§ **Data excerpts**:
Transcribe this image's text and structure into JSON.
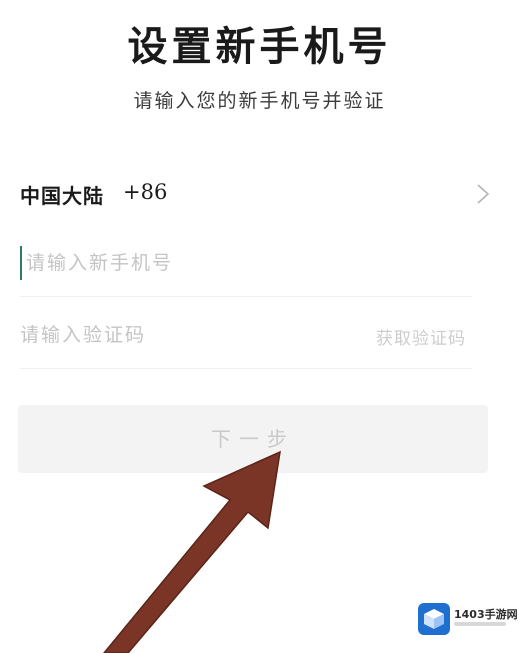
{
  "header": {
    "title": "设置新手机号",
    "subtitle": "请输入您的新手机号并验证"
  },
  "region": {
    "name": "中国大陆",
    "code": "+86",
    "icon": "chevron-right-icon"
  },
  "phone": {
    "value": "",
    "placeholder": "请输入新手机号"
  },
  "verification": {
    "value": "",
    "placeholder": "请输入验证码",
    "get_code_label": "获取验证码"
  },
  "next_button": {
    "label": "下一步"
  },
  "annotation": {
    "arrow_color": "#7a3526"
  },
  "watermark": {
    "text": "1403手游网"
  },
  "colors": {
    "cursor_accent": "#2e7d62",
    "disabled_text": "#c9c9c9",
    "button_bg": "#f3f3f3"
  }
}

§ **Work to be completed**: Take the data above and repeat it exactly, leaving each picture out.

§ **Exercise response**:
Transcribe this image's text and structure into JSON.
{
  "header": {
    "title": "设置新手机号",
    "subtitle": "请输入您的新手机号并验证"
  },
  "region": {
    "name": "中国大陆",
    "code": "+86",
    "icon": "chevron-right-icon"
  },
  "phone": {
    "value": "",
    "placeholder": "请输入新手机号"
  },
  "verification": {
    "value": "",
    "placeholder": "请输入验证码",
    "get_code_label": "获取验证码"
  },
  "next_button": {
    "label": "下一步"
  },
  "annotation": {
    "arrow_color": "#7a3526"
  },
  "watermark": {
    "text": "1403手游网"
  },
  "colors": {
    "cursor_accent": "#2e7d62",
    "disabled_text": "#c9c9c9",
    "button_bg": "#f3f3f3"
  }
}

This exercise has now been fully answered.